*WRITTEN EXERCISE*
Locate the string "落实政府采购政策需满足的资格要求" throughout the material and copy every line in which it occurs.
===== STORED RECORDS =====
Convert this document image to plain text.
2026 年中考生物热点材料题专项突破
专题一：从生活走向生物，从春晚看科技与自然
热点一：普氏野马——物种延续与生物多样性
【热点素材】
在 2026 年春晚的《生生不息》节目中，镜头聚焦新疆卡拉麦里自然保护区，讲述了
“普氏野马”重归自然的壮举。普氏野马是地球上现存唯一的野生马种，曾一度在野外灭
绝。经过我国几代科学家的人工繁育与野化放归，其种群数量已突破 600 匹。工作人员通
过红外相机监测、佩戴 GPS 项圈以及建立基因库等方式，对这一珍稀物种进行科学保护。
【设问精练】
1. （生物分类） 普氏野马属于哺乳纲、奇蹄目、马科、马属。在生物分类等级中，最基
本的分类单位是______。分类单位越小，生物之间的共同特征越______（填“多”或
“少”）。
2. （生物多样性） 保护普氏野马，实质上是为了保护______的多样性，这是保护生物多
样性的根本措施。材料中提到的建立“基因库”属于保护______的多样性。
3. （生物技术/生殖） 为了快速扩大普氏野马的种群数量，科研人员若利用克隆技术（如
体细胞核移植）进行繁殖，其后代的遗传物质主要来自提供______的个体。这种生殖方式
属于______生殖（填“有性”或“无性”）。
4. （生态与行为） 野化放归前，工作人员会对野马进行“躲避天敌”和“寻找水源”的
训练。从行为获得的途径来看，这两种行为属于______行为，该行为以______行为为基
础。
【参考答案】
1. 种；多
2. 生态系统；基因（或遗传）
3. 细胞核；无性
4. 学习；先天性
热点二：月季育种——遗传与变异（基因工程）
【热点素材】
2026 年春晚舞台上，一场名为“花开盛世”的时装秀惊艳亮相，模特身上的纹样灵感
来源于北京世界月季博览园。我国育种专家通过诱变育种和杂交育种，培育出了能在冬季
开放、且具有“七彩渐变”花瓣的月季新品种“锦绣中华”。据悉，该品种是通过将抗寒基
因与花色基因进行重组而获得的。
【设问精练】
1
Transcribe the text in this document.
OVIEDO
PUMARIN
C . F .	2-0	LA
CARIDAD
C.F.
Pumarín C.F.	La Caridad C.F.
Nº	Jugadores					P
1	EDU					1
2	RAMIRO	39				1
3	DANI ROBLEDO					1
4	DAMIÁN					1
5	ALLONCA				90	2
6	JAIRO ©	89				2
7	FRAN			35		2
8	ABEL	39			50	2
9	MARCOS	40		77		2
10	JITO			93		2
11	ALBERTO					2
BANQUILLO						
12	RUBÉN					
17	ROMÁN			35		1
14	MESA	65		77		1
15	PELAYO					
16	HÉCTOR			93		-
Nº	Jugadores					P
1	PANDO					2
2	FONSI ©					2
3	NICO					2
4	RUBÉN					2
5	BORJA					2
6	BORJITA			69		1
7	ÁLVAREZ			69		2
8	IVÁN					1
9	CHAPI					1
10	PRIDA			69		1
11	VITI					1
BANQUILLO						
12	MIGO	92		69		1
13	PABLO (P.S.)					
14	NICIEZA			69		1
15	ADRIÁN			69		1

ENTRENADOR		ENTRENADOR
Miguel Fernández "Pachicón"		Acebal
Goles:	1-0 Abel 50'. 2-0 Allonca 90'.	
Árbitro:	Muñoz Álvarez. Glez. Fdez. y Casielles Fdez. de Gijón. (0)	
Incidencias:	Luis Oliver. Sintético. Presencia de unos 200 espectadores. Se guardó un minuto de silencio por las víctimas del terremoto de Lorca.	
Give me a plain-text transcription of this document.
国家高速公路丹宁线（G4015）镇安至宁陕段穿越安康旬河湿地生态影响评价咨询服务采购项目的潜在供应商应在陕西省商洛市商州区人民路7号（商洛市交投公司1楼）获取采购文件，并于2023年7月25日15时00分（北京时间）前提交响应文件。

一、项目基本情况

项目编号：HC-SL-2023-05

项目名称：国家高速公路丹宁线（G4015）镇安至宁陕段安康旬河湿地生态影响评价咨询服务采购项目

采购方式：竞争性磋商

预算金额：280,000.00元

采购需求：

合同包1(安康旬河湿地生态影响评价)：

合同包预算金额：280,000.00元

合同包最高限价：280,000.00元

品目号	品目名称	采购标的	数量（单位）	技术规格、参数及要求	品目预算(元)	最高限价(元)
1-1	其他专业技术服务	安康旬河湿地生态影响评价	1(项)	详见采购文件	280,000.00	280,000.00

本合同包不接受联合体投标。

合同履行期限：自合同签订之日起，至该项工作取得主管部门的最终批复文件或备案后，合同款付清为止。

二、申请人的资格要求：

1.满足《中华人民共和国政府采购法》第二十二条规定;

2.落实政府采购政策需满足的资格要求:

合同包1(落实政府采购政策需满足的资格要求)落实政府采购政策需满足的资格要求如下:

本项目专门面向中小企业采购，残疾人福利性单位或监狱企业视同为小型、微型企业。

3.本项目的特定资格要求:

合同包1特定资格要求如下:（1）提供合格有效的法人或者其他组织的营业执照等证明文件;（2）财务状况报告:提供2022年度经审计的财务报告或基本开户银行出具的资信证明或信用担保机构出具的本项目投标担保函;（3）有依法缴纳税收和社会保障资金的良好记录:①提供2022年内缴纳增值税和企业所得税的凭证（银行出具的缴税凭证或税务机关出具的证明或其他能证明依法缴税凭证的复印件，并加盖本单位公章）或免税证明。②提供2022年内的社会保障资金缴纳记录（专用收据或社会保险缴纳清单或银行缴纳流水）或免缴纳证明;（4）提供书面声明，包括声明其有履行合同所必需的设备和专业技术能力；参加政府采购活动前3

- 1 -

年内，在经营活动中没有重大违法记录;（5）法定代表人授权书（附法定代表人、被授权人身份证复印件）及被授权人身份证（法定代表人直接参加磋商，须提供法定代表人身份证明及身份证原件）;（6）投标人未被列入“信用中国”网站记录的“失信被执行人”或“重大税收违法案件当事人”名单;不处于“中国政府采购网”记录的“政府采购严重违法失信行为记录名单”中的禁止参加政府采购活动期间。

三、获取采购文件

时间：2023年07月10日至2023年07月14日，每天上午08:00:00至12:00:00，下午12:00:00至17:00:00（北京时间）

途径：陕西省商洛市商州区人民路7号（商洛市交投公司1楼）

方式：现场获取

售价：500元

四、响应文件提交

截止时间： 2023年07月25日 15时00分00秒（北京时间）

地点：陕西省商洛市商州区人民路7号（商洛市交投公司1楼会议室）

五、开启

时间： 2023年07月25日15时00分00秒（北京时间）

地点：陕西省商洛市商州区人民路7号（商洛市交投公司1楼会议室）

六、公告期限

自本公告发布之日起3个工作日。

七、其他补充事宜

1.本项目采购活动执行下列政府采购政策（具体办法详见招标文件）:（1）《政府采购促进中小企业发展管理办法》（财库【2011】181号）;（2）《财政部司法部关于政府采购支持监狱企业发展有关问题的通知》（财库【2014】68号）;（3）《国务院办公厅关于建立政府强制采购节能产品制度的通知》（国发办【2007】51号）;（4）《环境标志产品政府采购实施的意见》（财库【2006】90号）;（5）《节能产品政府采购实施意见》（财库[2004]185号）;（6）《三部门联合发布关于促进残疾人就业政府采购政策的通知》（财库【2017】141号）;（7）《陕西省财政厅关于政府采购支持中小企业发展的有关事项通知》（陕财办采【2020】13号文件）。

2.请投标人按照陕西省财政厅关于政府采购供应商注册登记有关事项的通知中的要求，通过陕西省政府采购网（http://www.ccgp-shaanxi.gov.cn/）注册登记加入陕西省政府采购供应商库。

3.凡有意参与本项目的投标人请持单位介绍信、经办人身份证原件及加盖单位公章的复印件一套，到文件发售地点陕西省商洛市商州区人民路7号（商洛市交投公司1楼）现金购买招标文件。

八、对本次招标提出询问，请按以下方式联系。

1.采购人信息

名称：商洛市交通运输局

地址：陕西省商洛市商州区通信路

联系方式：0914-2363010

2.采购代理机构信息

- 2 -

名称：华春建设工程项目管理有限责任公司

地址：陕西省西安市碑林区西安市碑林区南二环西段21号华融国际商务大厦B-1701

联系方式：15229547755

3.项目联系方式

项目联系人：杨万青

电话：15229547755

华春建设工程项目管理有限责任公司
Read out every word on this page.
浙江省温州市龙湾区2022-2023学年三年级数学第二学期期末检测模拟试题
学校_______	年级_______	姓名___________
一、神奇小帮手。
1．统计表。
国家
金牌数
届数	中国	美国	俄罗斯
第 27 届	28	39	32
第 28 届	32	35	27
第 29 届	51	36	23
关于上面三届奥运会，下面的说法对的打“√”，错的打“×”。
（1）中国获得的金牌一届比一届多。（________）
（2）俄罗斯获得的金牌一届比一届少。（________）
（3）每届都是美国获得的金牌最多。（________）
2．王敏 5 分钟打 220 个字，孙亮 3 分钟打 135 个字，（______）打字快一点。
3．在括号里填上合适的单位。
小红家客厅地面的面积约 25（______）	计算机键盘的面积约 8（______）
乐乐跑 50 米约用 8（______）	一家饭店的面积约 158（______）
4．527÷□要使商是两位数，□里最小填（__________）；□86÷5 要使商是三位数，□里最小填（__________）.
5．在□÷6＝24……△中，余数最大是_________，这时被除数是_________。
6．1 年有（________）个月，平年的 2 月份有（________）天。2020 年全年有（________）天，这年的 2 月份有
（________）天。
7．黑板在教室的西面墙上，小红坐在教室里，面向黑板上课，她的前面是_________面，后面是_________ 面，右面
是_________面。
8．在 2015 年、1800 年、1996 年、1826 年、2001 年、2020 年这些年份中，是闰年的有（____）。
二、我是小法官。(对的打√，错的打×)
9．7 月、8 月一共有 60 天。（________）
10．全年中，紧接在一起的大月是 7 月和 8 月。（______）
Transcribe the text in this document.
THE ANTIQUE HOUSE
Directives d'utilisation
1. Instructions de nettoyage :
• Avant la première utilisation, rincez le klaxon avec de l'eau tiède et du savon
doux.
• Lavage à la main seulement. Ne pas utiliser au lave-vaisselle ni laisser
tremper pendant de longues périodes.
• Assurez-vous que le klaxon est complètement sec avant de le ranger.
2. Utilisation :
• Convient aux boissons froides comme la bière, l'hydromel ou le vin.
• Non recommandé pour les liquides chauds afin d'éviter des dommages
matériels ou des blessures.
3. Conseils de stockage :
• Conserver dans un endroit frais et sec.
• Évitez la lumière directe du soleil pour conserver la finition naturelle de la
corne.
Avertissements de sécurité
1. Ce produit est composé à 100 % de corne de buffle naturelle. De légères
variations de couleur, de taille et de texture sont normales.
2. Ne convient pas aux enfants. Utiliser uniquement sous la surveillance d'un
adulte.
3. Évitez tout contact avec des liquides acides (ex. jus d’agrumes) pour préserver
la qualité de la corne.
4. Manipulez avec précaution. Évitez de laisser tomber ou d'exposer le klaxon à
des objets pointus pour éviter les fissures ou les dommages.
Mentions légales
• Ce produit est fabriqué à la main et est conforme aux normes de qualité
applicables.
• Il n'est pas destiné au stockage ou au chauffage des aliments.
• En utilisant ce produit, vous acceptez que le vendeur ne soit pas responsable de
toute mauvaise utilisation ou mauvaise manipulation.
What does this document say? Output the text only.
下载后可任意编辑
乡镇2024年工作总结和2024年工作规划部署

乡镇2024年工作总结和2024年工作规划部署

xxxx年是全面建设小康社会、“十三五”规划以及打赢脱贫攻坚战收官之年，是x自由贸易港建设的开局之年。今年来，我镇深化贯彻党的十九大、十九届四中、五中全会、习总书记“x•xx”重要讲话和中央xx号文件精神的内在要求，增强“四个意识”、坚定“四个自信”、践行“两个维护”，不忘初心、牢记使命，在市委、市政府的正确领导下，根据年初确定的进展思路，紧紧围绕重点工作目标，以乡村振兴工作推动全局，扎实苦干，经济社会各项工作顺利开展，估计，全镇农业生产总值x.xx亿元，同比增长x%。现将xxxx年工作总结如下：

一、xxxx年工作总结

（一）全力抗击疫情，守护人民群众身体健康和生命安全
=====
*CORRECT OUTPUT*
2.落实政府采购政策需满足的资格要求:
合同包1(落实政府采购政策需满足的资格要求)落实政府采购政策需满足的资格要求如下:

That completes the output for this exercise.